Problem: Go through the material and write it all out exactly, minus the pictures.

>> BEGIN

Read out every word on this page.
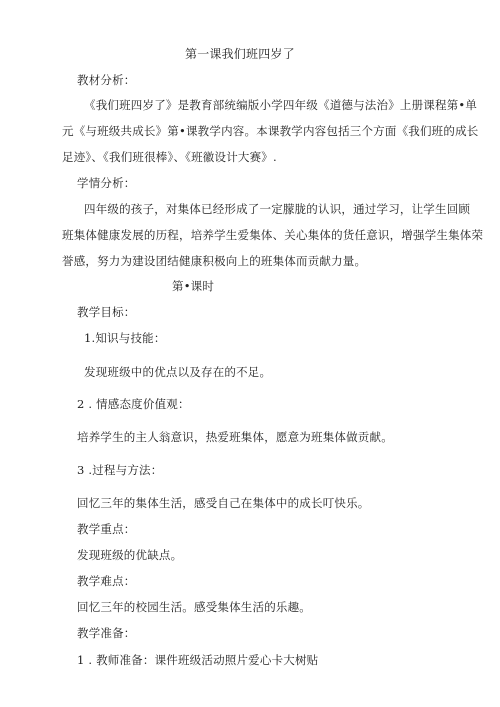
第一课我们班四岁了
教材分析：
《我们班四岁了》是教育部统编版小学四年级《道德与法治》上册课程第•单
元《与班级共成长》第•课教学内容。本课教学内容包括三个方面《我们班的成长
足迹》、《我们班很棒》、《班徽设计大赛》.
学情分析：
四年级的孩子，对集体已经形成了一定朦胧的认识，通过学习，让学生回顾
班集体健康发展的历程，培养学生爱集体、关心集体的货任意识，增强学生集体荣
誉感，努力为建设团结健康积极向上的班集体而贡献力量。
第•课时
教学目标：
1.知识与技能：
发现班级中的优点以及存在的不足。
2 . 情感态度价值观：
培养学生的主人翁意识，热爱班集体，愿意为班集体做贡献。
3 .过程与方法：
回忆三年的集体生活，感受自己在集体中的成长叮快乐。
教学重点：
发现班级的优缺点。
教学难点：
回忆三年的校园生活。感受集体生活的乐趣。
教学准备：
1 . 教师准备：课件班级活动照片爱心卡大树贴
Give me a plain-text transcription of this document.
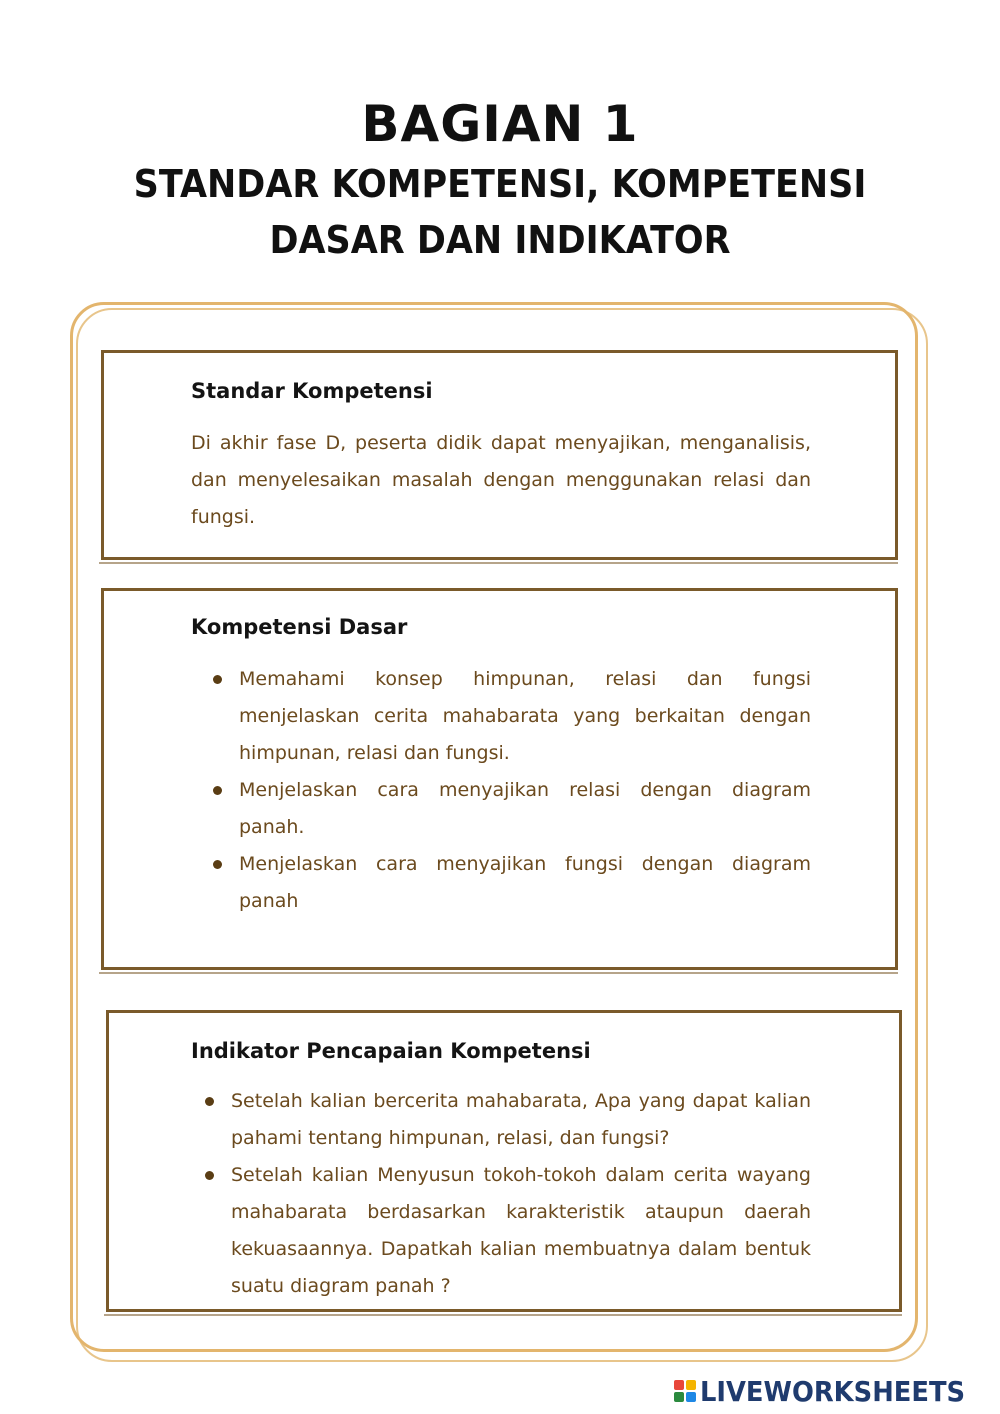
BAGIAN 1

STANDAR KOMPETENSI, KOMPETENSI

DASAR DAN INDIKATOR

Standar Kompetensi

Di akhir fase D, peserta didik dapat menyajikan, menganalisis, dan menyelesaikan masalah dengan menggunakan relasi dan fungsi.

Kompetensi Dasar

Memahami konsep himpunan, relasi dan fungsi menjelaskan cerita mahabarata yang berkaitan dengan himpunan, relasi dan fungsi.
Menjelaskan cara menyajikan relasi dengan diagram panah.
Menjelaskan cara menyajikan fungsi dengan diagram panah

Indikator Pencapaian Kompetensi

Setelah kalian bercerita mahabarata, Apa yang dapat kalian pahami tentang himpunan, relasi, dan fungsi?
Setelah kalian Menyusun tokoh-tokoh dalam cerita wayang mahabarata berdasarkan karakteristik ataupun daerah kekuasaannya. Dapatkah kalian membuatnya dalam bentuk suatu diagram panah ?
LIVEWORKSHEETS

>> END

Correct output:
Read out every word on this page.
第一课我们班四岁了
教材分析：
《我们班四岁了》是教育部统编版小学四年级《道德与法治》上册课程第•单
元《与班级共成长》第•课教学内容。本课教学内容包括三个方面《我们班的成长
足迹》、《我们班很棒》、《班徽设计大赛》.
学情分析：
四年级的孩子，对集体已经形成了一定朦胧的认识，通过学习，让学生回顾
班集体健康发展的历程，培养学生爱集体、关心集体的货任意识，增强学生集体荣
誉感，努力为建设团结健康积极向上的班集体而贡献力量。
第•课时
教学目标：
1.知识与技能：
发现班级中的优点以及存在的不足。
2 . 情感态度价值观：
培养学生的主人翁意识，热爱班集体，愿意为班集体做贡献。
3 .过程与方法：
回忆三年的集体生活，感受自己在集体中的成长叮快乐。
教学重点：
发现班级的优缺点。
教学难点：
回忆三年的校园生活。感受集体生活的乐趣。
教学准备：
1 . 教师准备：课件班级活动照片爱心卡大树贴
Give me a plain-text transcription of this document.
BAGIAN 1

STANDAR KOMPETENSI, KOMPETENSI

DASAR DAN INDIKATOR

Standar Kompetensi

Di akhir fase D, peserta didik dapat menyajikan, menganalisis, dan menyelesaikan masalah dengan menggunakan relasi dan fungsi.

Kompetensi Dasar

Memahami konsep himpunan, relasi dan fungsi menjelaskan cerita mahabarata yang berkaitan dengan himpunan, relasi dan fungsi.
Menjelaskan cara menyajikan relasi dengan diagram panah.
Menjelaskan cara menyajikan fungsi dengan diagram panah

Indikator Pencapaian Kompetensi

Setelah kalian bercerita mahabarata, Apa yang dapat kalian pahami tentang himpunan, relasi, dan fungsi?
Setelah kalian Menyusun tokoh-tokoh dalam cerita wayang mahabarata berdasarkan karakteristik ataupun daerah kekuasaannya. Dapatkah kalian membuatnya dalam bentuk suatu diagram panah ?
LIVEWORKSHEETS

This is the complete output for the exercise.